Report only the number of lines that hold the word "positivas".

##### Dataset extract

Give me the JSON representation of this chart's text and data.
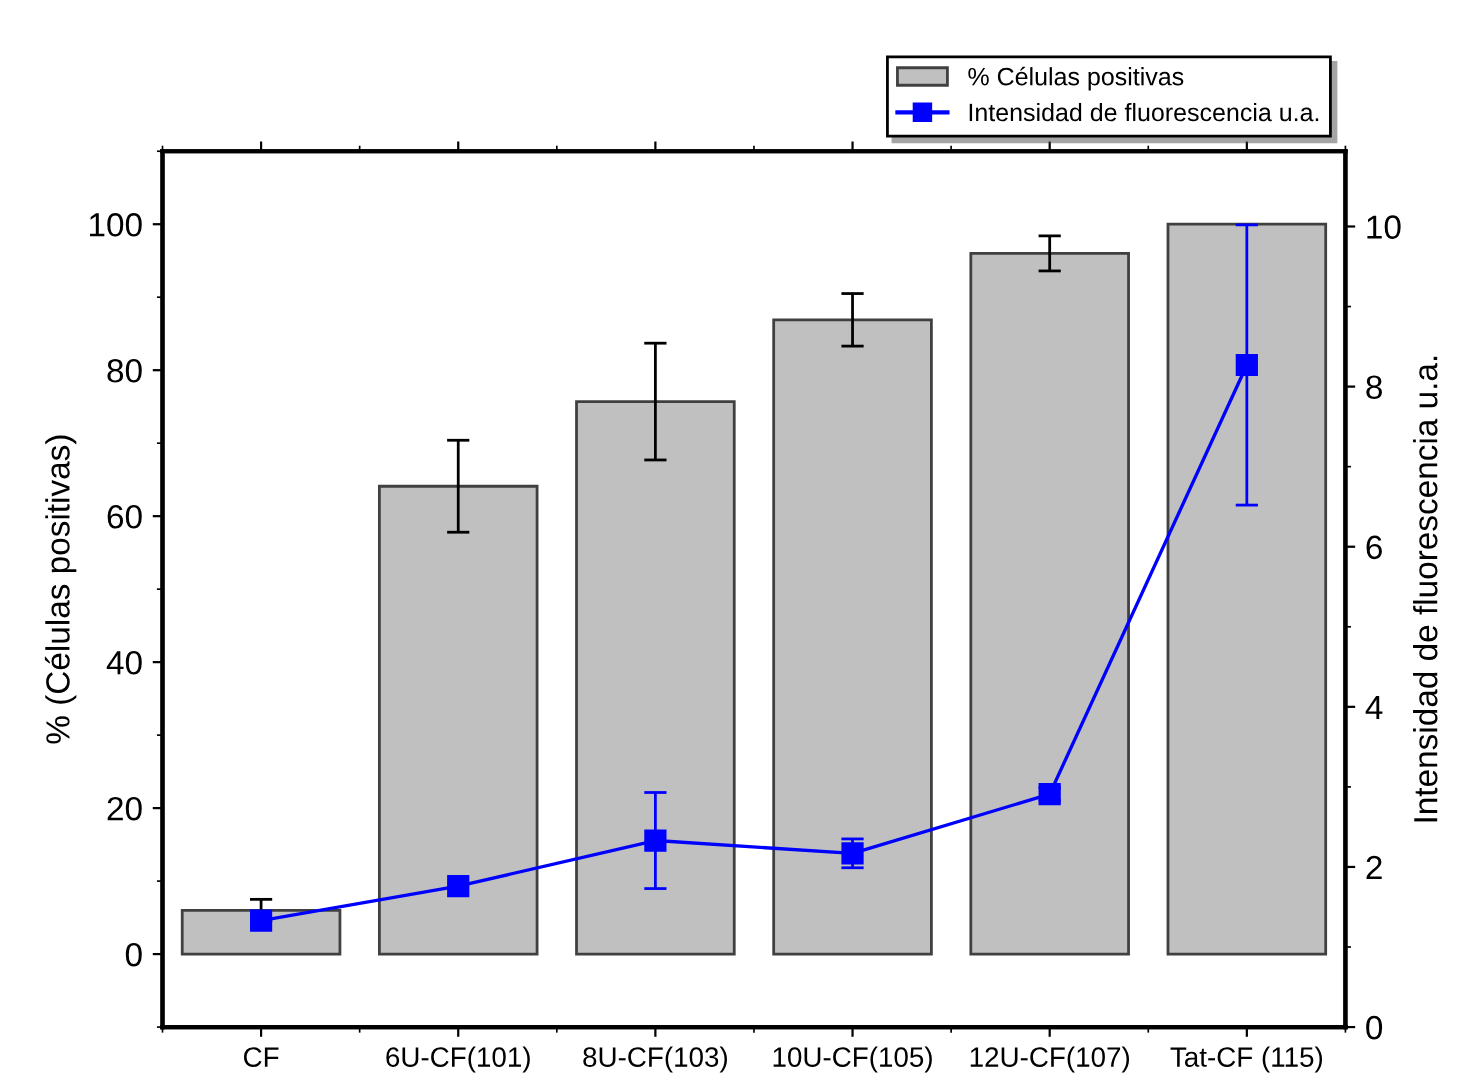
{
  "chart_data": {
    "type": "bar",
    "ylabel": "% (Células positivas)",
    "y2label": "Intensidad de fluorescencia u.a.",
    "categories": [
      "CF",
      "6U-CF(101)",
      "8U-CF(103)",
      "10U-CF(105)",
      "12U-CF(107)",
      "Tat-CF (115)"
    ],
    "series": [
      {
        "name": "% Células positivas",
        "color": "#c0c0c0",
        "values": [
          6,
          64.1,
          75.7,
          86.9,
          96,
          100
        ],
        "errors": [
          1.5,
          6.3,
          8,
          3.6,
          2.4,
          null
        ]
      },
      {
        "name": "Intensidad de fluorescencia u.a.",
        "type": "line",
        "axis": "y2",
        "color": "#0000ff",
        "marker": "square",
        "line_style": "solid",
        "values": [
          1.33,
          1.76,
          2.33,
          2.17,
          2.91,
          8.27
        ],
        "errors": [
          null,
          null,
          0.6,
          0.18,
          0.08,
          1.75
        ]
      }
    ],
    "ylim": [
      -10,
      110
    ],
    "yticks": [
      0,
      20,
      40,
      60,
      80,
      100
    ],
    "y2lim": [
      0,
      10.94
    ],
    "y2ticks": [
      0,
      2,
      4,
      6,
      8,
      10
    ],
    "grid": false,
    "legend": "top right"
  }
}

##########

» **Result for this task**: 2